Collected data entries:
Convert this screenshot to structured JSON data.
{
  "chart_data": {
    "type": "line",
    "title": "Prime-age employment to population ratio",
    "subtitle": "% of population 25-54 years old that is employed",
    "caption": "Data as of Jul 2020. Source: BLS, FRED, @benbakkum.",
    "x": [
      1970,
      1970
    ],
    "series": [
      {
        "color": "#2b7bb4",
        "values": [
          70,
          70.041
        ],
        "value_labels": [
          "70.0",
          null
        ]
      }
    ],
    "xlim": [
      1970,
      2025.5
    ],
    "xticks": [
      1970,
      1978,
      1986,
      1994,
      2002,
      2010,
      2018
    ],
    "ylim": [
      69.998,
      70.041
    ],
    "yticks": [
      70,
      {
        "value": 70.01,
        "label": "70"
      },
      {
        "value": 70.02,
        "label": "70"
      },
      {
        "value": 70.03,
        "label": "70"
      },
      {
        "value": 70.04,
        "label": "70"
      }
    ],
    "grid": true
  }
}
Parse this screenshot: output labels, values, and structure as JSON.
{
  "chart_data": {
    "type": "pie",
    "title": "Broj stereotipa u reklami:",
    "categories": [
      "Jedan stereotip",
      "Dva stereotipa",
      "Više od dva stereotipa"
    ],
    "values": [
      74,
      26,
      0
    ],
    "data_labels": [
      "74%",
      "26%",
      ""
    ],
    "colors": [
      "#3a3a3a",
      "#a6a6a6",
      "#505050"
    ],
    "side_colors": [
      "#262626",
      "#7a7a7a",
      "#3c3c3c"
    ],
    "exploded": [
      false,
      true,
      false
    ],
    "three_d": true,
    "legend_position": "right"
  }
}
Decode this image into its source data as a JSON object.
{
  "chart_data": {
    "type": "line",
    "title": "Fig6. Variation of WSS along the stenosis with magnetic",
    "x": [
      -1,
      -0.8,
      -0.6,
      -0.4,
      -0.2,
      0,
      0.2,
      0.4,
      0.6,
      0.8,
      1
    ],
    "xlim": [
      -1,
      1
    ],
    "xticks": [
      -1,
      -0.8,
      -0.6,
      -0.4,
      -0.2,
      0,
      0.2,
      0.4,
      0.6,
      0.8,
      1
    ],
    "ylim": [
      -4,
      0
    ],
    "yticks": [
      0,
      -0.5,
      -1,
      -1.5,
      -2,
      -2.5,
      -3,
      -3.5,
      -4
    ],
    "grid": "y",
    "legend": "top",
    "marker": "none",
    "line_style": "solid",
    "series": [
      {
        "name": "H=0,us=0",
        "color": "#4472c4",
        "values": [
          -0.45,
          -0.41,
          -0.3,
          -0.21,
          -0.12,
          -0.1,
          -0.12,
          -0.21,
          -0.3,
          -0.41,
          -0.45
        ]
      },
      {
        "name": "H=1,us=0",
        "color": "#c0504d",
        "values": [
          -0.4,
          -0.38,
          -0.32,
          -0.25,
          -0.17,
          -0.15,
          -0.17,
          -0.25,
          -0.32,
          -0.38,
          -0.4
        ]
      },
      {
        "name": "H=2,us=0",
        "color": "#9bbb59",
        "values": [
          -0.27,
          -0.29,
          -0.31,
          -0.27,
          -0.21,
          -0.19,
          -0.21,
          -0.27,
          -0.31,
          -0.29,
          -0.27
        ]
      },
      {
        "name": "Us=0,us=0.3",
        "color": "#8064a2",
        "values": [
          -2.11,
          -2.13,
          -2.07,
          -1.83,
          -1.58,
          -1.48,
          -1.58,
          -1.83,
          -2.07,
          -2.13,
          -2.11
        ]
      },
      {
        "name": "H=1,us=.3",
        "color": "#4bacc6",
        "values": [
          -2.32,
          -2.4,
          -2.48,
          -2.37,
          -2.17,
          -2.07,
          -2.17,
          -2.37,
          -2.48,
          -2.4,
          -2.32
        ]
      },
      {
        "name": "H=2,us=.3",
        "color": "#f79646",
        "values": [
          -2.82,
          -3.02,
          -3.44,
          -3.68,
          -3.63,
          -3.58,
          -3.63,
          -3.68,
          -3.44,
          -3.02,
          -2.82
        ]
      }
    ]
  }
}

▸ Given request: Which lines of the data include "screenshot"? Copy each of them.

▸ Answer for this exercise:
Convert this screenshot to structured JSON data.
Parse this screenshot: output labels, values, and structure as JSON.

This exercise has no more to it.